## What you should do
Your task is to gather the lines below that hold the string "name".

## Exercise materials
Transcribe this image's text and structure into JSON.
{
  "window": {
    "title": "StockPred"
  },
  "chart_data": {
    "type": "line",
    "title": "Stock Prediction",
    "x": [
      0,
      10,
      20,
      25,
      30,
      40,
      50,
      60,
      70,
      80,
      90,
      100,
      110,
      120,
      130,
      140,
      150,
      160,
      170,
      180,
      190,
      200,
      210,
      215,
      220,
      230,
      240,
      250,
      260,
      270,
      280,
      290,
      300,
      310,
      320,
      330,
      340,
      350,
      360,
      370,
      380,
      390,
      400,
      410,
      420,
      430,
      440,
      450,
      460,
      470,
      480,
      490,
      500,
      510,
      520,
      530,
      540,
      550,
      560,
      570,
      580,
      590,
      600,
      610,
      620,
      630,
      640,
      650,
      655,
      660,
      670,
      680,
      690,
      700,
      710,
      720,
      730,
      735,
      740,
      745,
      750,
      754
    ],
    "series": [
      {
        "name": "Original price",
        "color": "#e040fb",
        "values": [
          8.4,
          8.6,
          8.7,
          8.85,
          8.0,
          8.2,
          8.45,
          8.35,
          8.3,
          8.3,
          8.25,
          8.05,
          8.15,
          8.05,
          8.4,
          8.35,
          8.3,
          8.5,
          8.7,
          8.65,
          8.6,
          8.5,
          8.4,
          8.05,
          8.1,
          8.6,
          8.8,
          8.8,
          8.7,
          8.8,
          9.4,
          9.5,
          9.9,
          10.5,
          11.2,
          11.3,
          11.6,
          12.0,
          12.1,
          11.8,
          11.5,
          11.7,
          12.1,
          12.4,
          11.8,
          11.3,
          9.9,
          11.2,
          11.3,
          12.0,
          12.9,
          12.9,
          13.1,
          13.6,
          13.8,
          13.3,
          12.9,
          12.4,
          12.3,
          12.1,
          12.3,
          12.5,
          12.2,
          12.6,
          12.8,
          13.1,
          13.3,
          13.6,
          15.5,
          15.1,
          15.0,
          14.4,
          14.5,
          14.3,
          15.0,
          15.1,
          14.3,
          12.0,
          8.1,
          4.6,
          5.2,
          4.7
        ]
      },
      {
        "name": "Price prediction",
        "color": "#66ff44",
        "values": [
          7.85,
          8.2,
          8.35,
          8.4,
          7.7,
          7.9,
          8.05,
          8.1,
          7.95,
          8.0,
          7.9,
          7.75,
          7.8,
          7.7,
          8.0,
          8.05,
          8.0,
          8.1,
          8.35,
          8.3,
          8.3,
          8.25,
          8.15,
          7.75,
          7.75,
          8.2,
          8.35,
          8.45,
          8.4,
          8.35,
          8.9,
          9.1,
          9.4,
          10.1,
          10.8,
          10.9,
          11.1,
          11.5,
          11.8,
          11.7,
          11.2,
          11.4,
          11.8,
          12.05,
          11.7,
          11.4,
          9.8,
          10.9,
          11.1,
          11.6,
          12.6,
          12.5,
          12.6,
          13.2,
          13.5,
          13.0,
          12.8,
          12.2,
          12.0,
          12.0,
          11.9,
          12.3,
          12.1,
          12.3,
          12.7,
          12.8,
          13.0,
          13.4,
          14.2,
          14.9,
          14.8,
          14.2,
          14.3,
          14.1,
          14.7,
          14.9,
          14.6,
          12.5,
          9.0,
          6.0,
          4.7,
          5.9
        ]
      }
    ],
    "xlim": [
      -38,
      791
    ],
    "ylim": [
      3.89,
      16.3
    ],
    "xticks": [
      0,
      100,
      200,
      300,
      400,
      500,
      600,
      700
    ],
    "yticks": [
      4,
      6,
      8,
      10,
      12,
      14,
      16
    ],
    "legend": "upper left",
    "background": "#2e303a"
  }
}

## Output below
        "name": "Original price",
        "name": "Price prediction",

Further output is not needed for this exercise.